## Begin INPUT FOR THIS TASK
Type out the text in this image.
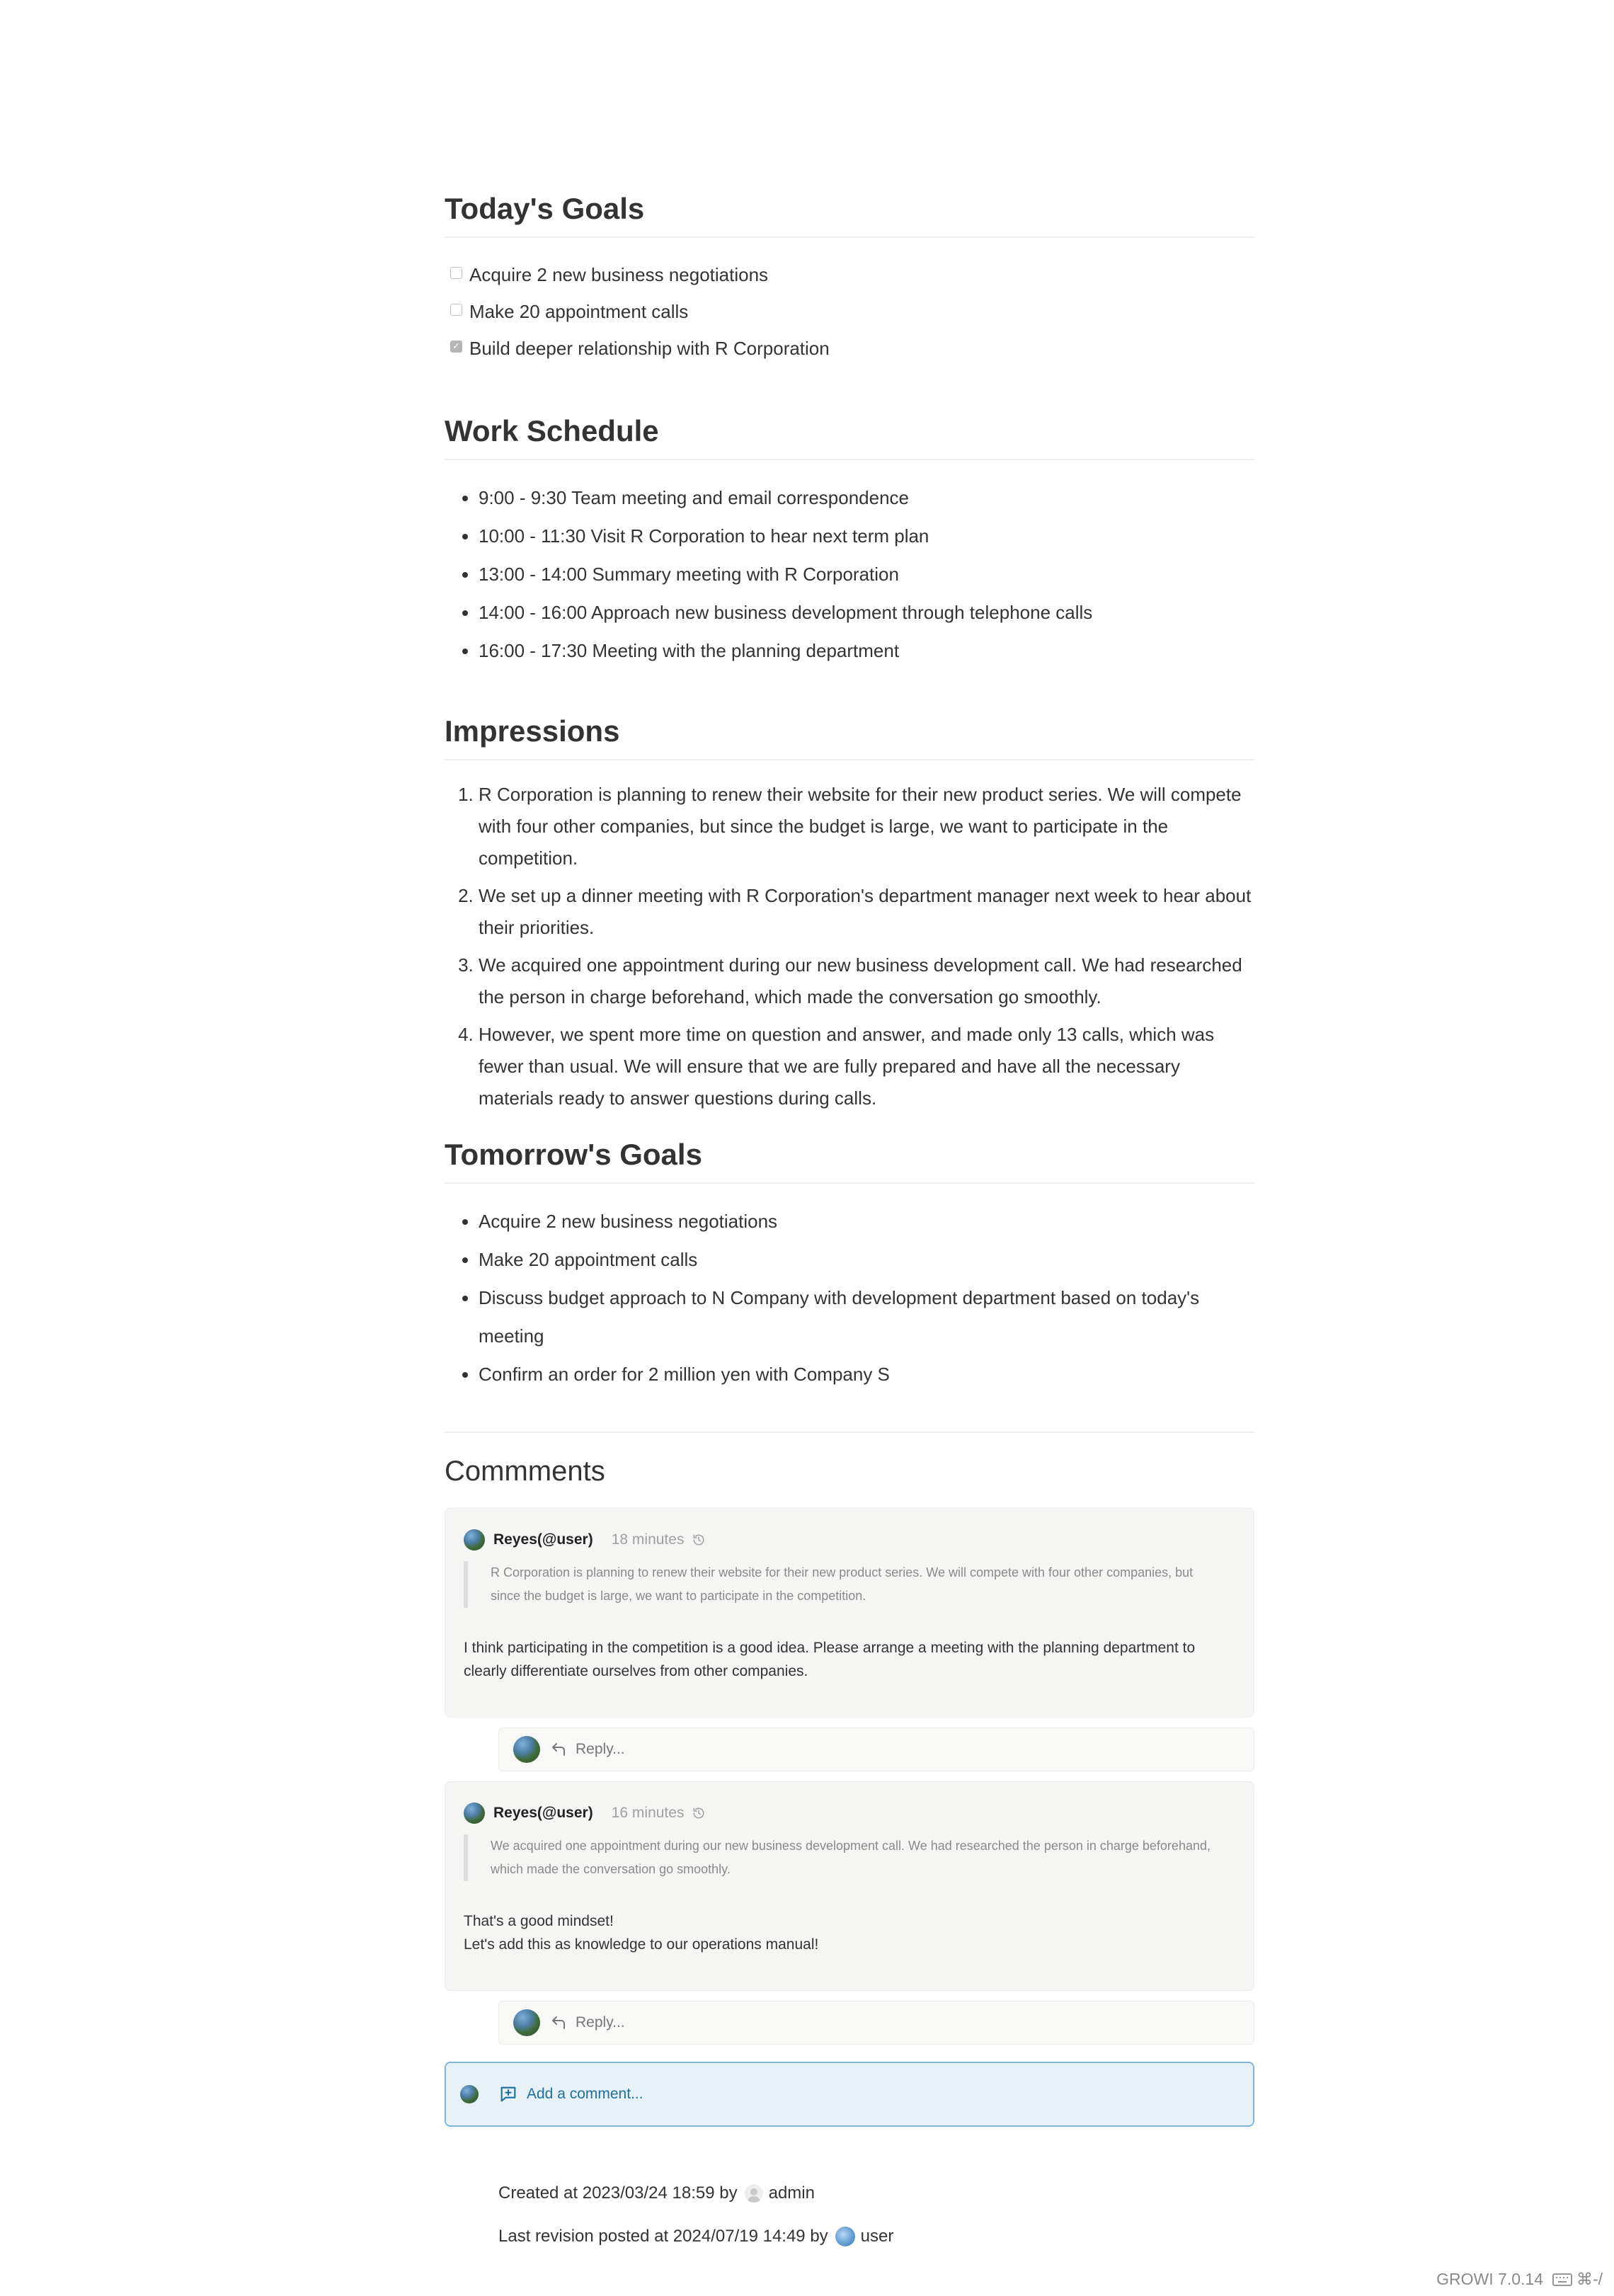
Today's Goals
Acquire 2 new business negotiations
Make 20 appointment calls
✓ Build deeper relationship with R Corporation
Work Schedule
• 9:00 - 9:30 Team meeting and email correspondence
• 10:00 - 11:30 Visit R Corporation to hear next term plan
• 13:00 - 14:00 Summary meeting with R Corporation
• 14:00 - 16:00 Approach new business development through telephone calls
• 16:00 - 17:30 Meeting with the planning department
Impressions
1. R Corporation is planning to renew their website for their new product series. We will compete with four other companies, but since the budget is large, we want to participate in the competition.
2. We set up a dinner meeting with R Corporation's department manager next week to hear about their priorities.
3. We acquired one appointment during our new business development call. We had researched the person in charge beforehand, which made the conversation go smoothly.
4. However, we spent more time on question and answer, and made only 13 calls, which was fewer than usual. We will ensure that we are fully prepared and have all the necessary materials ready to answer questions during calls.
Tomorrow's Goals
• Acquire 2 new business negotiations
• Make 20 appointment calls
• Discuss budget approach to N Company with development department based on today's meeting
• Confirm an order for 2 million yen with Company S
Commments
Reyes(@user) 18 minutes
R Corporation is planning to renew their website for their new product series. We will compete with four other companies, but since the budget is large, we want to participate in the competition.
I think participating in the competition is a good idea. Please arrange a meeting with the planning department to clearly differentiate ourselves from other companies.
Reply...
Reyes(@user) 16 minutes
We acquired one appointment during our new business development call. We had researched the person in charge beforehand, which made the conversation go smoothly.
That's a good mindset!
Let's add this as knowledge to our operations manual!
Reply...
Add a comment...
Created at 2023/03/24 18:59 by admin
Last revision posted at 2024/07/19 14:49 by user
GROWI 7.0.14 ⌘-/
## End INPUT FOR THIS TASK
● **PROBLEM DESCRIPTION**: Repeat each entry exactly as it appears; skip any picture.

● **FINAL ANSWER**:
Type out the text in this image.
Today's Goals
Acquire 2 new business negotiations
Make 20 appointment calls
✓ Build deeper relationship with R Corporation
Work Schedule
• 9:00 - 9:30 Team meeting and email correspondence
• 10:00 - 11:30 Visit R Corporation to hear next term plan
• 13:00 - 14:00 Summary meeting with R Corporation
• 14:00 - 16:00 Approach new business development through telephone calls
• 16:00 - 17:30 Meeting with the planning department
Impressions
1. R Corporation is planning to renew their website for their new product series. We will compete with four other companies, but since the budget is large, we want to participate in the competition.
2. We set up a dinner meeting with R Corporation's department manager next week to hear about their priorities.
3. We acquired one appointment during our new business development call. We had researched the person in charge beforehand, which made the conversation go smoothly.
4. However, we spent more time on question and answer, and made only 13 calls, which was fewer than usual. We will ensure that we are fully prepared and have all the necessary materials ready to answer questions during calls.
Tomorrow's Goals
• Acquire 2 new business negotiations
• Make 20 appointment calls
• Discuss budget approach to N Company with development department based on today's meeting
• Confirm an order for 2 million yen with Company S
Commments
Reyes(@user) 18 minutes
R Corporation is planning to renew their website for their new product series. We will compete with four other companies, but since the budget is large, we want to participate in the competition.
I think participating in the competition is a good idea. Please arrange a meeting with the planning department to clearly differentiate ourselves from other companies.
Reply...
Reyes(@user) 16 minutes
We acquired one appointment during our new business development call. We had researched the person in charge beforehand, which made the conversation go smoothly.
That's a good mindset!
Let's add this as knowledge to our operations manual!
Reply...
Add a comment...
Created at 2023/03/24 18:59 by admin
Last revision posted at 2024/07/19 14:49 by user
GROWI 7.0.14 ⌘-/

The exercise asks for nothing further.